- Direction -
Update the records below by writing them out again with "railway vehicle" changed to "rail vehicle" and everything else left unchanged. Leave the pictures out of your answer.

Dataset entries
--- begin ---
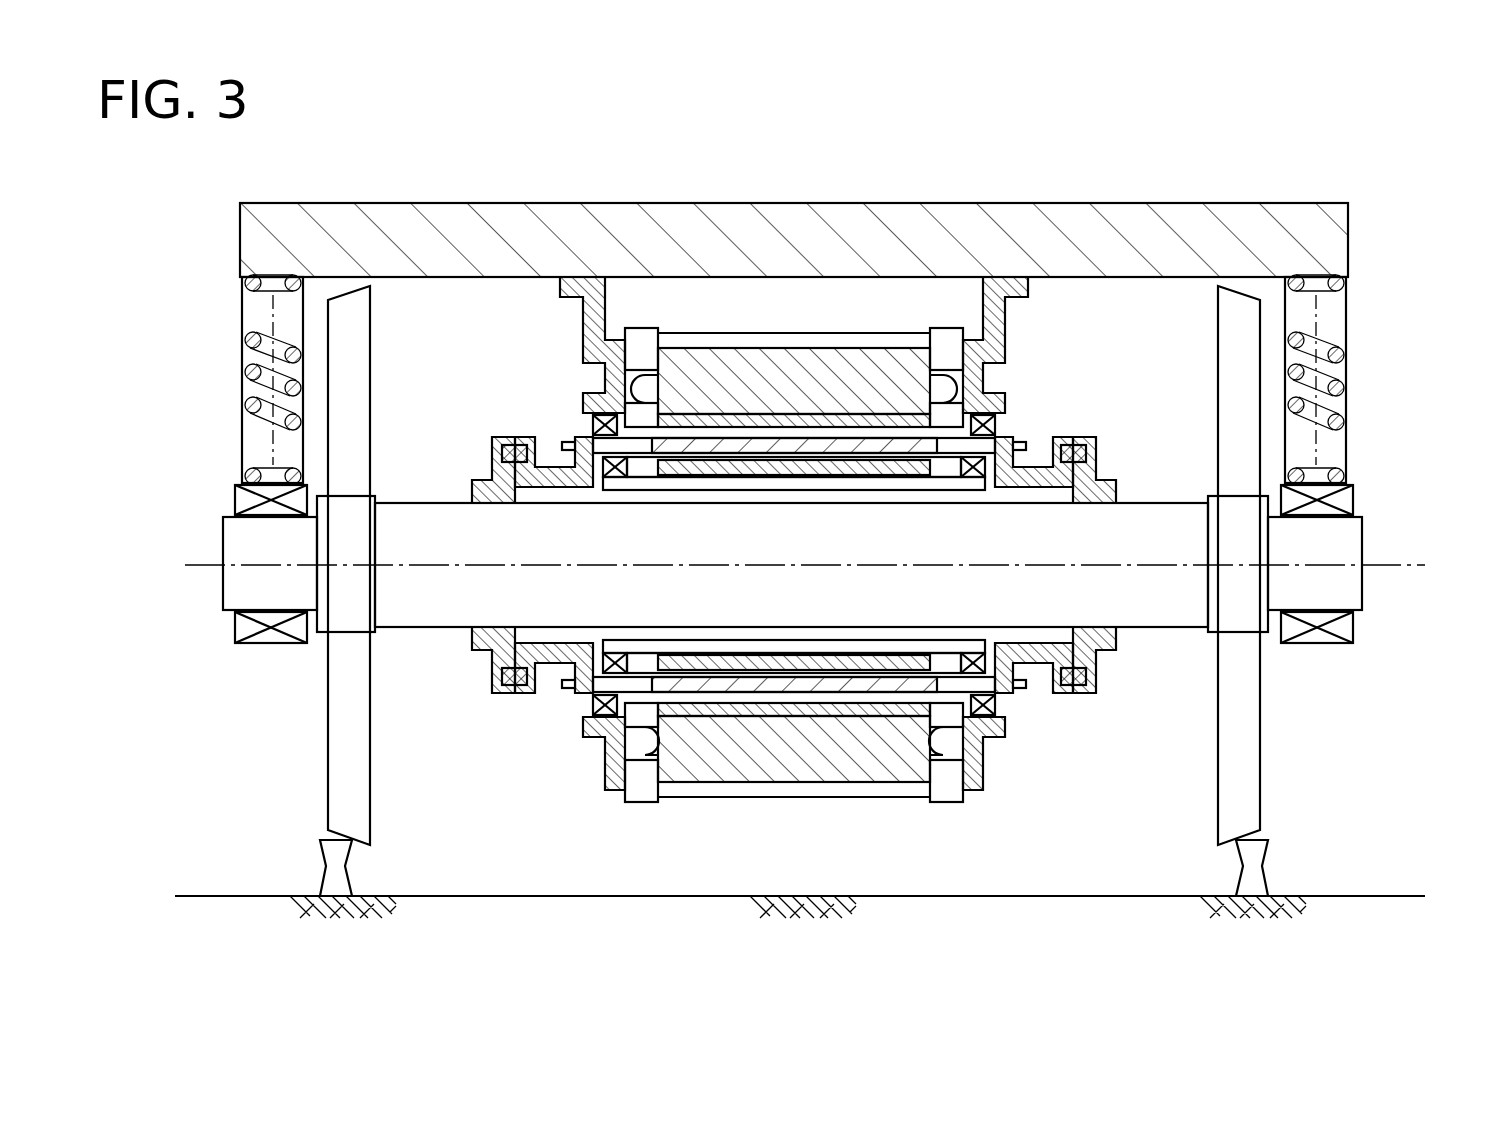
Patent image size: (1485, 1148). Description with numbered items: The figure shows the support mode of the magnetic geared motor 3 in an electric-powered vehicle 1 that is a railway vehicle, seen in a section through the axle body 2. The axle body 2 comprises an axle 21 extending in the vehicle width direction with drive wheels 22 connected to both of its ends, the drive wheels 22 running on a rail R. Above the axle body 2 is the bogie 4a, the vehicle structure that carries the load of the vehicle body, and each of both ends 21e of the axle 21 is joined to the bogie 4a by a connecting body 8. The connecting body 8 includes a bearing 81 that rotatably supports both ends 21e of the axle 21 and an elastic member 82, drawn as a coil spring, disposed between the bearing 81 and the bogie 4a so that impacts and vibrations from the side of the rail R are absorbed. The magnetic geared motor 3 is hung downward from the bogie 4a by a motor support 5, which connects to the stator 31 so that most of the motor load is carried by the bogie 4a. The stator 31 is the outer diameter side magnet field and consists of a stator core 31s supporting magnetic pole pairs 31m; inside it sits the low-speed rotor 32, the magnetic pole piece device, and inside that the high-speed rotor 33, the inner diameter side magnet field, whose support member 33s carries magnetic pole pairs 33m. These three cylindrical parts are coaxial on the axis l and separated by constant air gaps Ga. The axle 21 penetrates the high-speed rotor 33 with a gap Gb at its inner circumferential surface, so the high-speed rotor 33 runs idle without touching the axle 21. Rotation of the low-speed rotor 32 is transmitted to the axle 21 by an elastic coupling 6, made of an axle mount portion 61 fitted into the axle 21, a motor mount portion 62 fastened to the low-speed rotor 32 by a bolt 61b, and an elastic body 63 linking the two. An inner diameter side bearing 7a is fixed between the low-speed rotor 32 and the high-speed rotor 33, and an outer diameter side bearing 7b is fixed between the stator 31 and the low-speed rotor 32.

The electric-powered vehicle 1 is at (825, 185).
The axle body 2 is at (804, 565).
The magnetic geared motor 3 is at (871, 291).
The bogie 4a is at (1247, 203).
The motor support 5 is at (1005, 306).
The elastic coupling 6 is at (752, 523).
The inner diameter side bearing 7a is at (620, 638).
The outer diameter side bearing 7b is at (590, 700).
The connecting body 8 is at (855, 459).
The axle 21 is at (1155, 628).
The both ends of the axle 21e is at (232, 612).
The drive wheels 22 is at (1215, 792).
The stator 31 is at (940, 380).
The stator core 31s is at (833, 388).
The magnetic pole pairs 31m is at (893, 417).
The low-speed rotor 32 is at (950, 432).
The high-speed rotor 33 is at (950, 468).
The magnetic pole pairs 33m is at (682, 473).
The support member 33s is at (745, 490).
The axle mount portion 61 is at (496, 485).
The bolt 61b is at (568, 442).
The motor mount portion 62 is at (512, 440).
The elastic body 63 is at (504, 447).
The bearing 81 is at (835, 536).
The elastic member 82 is at (1348, 343).
The air gaps Ga is at (688, 670).
The gap Gb is at (855, 848).
The rail R is at (332, 872).
The axis l is at (1410, 556).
--- end ---
- Exercise output -
Patent image size: (1485, 1148). Description with numbered items: The figure shows the support mode of the magnetic geared motor 3 in an electric-powered vehicle 1 that is a rail vehicle, seen in a section through the axle body 2. The axle body 2 comprises an axle 21 extending in the vehicle width direction with drive wheels 22 connected to both of its ends, the drive wheels 22 running on a rail R. Above the axle body 2 is the bogie 4a, the vehicle structure that carries the load of the vehicle body, and each of both ends 21e of the axle 21 is joined to the bogie 4a by a connecting body 8. The connecting body 8 includes a bearing 81 that rotatably supports both ends 21e of the axle 21 and an elastic member 82, drawn as a coil spring, disposed between the bearing 81 and the bogie 4a so that impacts and vibrations from the side of the rail R are absorbed. The magnetic geared motor 3 is hung downward from the bogie 4a by a motor support 5, which connects to the stator 31 so that most of the motor load is carried by the bogie 4a. The stator 31 is the outer diameter side magnet field and consists of a stator core 31s supporting magnetic pole pairs 31m; inside it sits the low-speed rotor 32, the magnetic pole piece device, and inside that the high-speed rotor 33, the inner diameter side magnet field, whose support member 33s carries magnetic pole pairs 33m. These three cylindrical parts are coaxial on the axis l and separated by constant air gaps Ga. The axle 21 penetrates the high-speed rotor 33 with a gap Gb at its inner circumferential surface, so the high-speed rotor 33 runs idle without touching the axle 21. Rotation of the low-speed rotor 32 is transmitted to the axle 21 by an elastic coupling 6, made of an axle mount portion 61 fitted into the axle 21, a motor mount portion 62 fastened to the low-speed rotor 32 by a bolt 61b, and an elastic body 63 linking the two. An inner diameter side bearing 7a is fixed between the low-speed rotor 32 and the high-speed rotor 33, and an outer diameter side bearing 7b is fixed between the stator 31 and the low-speed rotor 32.

The electric-powered vehicle 1 is at (825, 185).
The axle body 2 is at (804, 565).
The magnetic geared motor 3 is at (871, 291).
The bogie 4a is at (1247, 203).
The motor support 5 is at (1005, 306).
The elastic coupling 6 is at (752, 523).
The inner diameter side bearing 7a is at (620, 638).
The outer diameter side bearing 7b is at (590, 700).
The connecting body 8 is at (855, 459).
The axle 21 is at (1155, 628).
The both ends of the axle 21e is at (232, 612).
The drive wheels 22 is at (1215, 792).
The stator 31 is at (940, 380).
The stator core 31s is at (833, 388).
The magnetic pole pairs 31m is at (893, 417).
The low-speed rotor 32 is at (950, 432).
The high-speed rotor 33 is at (950, 468).
The magnetic pole pairs 33m is at (682, 473).
The support member 33s is at (745, 490).
The axle mount portion 61 is at (496, 485).
The bolt 61b is at (568, 442).
The motor mount portion 62 is at (512, 440).
The elastic body 63 is at (504, 447).
The bearing 81 is at (835, 536).
The elastic member 82 is at (1348, 343).
The air gaps Ga is at (688, 670).
The gap Gb is at (855, 848).
The rail R is at (332, 872).
The axis l is at (1410, 556).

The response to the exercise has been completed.